Task directions:
Some lines in the records below may hold the word "this"; give the number of those lines and nothing else.

Raw data:
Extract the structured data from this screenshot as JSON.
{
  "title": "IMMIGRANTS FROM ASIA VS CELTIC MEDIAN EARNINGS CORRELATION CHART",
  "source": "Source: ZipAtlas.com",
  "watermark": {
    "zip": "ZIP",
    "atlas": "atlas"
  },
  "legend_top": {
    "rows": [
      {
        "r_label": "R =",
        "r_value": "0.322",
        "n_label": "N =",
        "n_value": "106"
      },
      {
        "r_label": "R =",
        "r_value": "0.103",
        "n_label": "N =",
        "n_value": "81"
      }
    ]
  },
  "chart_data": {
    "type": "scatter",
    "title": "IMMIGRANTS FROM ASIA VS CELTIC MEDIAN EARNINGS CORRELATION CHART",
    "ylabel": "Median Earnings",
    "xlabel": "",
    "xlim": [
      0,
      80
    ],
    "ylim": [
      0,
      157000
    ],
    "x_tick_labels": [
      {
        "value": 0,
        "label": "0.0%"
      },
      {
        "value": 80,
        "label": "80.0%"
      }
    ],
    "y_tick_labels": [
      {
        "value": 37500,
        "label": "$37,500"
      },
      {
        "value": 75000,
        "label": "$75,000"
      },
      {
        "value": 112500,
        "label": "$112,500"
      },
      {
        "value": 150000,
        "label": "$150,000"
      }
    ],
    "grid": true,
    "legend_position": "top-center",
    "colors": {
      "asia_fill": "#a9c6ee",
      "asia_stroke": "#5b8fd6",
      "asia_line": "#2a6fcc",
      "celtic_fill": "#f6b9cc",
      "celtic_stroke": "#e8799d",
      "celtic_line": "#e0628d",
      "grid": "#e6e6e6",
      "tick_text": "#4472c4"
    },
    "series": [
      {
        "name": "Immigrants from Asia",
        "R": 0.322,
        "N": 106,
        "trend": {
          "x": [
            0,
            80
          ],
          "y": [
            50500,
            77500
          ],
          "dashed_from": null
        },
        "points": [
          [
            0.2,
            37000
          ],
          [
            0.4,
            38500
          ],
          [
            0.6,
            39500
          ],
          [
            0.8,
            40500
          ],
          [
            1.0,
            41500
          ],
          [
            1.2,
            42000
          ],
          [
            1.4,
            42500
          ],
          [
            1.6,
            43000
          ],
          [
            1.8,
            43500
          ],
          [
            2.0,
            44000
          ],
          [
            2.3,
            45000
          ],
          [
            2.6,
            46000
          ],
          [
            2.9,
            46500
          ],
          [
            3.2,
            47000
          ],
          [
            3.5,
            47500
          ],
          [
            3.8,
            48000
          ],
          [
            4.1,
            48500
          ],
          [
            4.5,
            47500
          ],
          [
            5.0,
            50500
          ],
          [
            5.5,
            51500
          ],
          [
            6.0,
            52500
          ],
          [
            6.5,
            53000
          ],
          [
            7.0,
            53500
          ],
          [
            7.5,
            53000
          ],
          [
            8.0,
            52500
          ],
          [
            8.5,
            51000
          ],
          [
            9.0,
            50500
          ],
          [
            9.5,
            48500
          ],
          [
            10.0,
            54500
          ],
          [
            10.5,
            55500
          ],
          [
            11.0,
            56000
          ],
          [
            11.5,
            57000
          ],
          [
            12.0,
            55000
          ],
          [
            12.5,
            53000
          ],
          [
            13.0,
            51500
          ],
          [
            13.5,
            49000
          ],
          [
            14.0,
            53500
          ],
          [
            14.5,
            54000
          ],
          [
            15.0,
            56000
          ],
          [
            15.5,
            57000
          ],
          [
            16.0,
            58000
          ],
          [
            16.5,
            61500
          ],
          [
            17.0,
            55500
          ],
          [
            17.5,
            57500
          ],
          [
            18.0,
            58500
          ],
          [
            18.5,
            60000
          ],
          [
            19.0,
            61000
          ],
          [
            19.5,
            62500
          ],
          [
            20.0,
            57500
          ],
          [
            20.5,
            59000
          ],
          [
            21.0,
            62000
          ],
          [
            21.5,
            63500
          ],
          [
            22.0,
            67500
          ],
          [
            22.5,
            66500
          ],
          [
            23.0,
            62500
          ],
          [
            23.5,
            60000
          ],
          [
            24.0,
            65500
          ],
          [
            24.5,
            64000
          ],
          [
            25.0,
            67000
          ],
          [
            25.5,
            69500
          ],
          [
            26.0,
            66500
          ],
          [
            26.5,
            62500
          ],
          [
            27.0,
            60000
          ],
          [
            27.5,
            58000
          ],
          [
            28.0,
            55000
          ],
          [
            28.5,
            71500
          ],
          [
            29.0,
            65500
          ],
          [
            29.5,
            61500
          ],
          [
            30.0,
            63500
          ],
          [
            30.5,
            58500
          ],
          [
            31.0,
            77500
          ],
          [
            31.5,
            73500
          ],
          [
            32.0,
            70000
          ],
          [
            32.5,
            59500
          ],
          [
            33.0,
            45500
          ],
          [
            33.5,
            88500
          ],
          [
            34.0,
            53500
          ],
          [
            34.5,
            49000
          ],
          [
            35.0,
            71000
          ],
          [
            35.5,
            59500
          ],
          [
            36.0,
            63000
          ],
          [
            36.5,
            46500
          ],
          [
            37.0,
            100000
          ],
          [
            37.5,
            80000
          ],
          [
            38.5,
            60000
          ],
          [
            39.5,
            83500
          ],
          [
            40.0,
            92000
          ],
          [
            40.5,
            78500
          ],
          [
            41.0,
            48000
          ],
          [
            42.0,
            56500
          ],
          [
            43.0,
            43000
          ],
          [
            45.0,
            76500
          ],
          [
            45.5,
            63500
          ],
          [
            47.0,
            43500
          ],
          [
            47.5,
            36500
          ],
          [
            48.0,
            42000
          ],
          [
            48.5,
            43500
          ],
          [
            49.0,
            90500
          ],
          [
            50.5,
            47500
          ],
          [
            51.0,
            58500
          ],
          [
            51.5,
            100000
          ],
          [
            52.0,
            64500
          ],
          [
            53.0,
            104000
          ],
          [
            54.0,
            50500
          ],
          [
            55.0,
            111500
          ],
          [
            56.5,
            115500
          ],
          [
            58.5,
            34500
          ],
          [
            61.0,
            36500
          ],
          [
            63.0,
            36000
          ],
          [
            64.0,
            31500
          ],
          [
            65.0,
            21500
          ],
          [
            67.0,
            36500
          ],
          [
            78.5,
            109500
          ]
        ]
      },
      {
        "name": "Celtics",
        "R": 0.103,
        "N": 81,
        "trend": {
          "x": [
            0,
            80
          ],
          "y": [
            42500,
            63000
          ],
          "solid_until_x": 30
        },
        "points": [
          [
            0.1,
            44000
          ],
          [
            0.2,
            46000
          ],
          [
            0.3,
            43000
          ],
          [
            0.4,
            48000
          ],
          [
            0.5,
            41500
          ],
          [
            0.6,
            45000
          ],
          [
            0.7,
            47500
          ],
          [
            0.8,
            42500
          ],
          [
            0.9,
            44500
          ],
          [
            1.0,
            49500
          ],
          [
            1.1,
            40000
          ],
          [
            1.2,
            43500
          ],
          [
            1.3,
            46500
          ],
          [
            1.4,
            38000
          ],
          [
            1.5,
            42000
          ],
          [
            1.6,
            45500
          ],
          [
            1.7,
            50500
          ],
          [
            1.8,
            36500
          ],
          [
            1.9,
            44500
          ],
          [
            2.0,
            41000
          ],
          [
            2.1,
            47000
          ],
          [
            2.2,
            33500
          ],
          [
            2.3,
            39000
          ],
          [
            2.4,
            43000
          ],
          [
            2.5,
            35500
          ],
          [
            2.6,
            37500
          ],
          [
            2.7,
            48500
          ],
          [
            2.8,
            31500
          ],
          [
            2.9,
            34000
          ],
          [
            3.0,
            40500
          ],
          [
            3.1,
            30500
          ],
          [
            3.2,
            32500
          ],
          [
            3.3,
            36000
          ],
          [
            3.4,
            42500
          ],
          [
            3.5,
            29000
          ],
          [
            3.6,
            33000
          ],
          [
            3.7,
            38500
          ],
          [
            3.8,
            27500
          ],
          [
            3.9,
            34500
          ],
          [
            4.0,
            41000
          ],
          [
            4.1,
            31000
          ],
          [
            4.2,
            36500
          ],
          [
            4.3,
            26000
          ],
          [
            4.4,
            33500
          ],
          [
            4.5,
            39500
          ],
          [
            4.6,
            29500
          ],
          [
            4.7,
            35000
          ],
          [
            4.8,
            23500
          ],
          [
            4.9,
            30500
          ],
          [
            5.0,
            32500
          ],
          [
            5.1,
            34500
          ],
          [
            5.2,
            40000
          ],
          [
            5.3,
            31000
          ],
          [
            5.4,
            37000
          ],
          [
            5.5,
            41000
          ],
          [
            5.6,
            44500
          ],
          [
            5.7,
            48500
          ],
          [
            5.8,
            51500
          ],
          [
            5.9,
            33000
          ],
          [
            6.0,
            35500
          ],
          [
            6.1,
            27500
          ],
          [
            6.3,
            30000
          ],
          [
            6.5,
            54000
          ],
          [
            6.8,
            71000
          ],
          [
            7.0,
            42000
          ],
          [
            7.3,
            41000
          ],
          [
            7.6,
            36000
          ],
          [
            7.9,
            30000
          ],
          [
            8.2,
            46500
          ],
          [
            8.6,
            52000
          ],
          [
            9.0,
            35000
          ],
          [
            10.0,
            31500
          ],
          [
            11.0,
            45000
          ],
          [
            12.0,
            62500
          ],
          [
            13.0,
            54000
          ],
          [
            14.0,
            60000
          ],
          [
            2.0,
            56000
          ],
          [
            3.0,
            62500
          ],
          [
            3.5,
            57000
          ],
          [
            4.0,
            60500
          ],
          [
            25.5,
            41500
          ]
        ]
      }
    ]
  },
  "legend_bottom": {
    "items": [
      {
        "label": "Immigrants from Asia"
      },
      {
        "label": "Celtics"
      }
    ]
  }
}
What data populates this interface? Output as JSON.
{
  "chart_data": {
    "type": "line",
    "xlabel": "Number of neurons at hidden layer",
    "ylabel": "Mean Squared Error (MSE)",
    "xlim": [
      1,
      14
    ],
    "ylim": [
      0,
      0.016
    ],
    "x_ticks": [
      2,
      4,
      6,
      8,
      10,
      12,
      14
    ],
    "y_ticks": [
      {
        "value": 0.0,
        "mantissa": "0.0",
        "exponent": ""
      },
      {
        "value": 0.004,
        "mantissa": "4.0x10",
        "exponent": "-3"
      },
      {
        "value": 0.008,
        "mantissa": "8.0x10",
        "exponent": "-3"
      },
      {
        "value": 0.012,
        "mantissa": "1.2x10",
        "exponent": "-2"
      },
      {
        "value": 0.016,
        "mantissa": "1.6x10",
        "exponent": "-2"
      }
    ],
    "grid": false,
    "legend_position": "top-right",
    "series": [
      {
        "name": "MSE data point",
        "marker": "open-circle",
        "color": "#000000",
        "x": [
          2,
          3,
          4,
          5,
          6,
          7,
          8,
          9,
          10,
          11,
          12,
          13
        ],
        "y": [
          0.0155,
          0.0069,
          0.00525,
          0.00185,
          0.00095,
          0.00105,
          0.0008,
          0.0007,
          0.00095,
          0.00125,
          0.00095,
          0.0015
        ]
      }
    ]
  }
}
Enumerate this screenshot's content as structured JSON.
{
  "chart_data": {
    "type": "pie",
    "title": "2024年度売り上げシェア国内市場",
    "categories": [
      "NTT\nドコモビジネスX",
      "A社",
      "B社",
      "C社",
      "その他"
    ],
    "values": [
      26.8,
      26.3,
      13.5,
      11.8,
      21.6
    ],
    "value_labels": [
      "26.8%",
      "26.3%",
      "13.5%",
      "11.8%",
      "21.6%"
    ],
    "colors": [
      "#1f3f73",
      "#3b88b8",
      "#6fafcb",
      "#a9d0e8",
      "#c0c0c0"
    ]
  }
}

Exercise response:
3